■ Exercise instructions: Of the lines below, how many hold the string "अवयव"? Give only the number.

Data records:
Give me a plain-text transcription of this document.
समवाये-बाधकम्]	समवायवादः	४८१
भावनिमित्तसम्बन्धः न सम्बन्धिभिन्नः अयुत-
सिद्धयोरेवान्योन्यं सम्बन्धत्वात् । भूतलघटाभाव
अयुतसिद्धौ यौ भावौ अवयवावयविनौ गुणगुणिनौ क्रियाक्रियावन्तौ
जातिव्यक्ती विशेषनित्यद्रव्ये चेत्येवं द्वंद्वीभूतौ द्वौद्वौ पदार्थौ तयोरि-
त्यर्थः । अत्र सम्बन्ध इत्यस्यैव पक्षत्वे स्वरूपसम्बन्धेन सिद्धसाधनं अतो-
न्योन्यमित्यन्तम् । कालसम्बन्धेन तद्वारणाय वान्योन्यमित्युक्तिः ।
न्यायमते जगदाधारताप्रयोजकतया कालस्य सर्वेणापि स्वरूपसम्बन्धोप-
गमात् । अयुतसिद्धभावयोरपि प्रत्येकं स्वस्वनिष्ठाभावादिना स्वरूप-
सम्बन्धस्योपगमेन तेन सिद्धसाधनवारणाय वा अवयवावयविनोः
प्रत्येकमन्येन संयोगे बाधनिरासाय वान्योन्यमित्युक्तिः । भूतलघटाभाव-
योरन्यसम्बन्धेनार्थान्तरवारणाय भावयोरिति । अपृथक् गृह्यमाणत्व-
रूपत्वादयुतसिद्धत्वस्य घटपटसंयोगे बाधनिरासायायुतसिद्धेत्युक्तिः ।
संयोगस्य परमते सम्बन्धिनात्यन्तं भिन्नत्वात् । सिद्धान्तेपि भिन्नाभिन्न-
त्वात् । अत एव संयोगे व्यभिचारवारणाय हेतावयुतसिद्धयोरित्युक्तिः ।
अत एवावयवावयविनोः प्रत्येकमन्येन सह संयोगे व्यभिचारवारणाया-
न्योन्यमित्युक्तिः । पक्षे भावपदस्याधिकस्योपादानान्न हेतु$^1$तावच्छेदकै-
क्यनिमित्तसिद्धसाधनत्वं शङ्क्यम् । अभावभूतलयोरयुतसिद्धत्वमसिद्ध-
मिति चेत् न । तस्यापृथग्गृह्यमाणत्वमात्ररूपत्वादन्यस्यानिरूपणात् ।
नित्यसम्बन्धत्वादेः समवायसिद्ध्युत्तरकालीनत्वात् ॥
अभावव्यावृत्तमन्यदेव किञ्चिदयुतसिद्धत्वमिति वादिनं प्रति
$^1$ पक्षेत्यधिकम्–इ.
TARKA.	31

■ Written answer: 2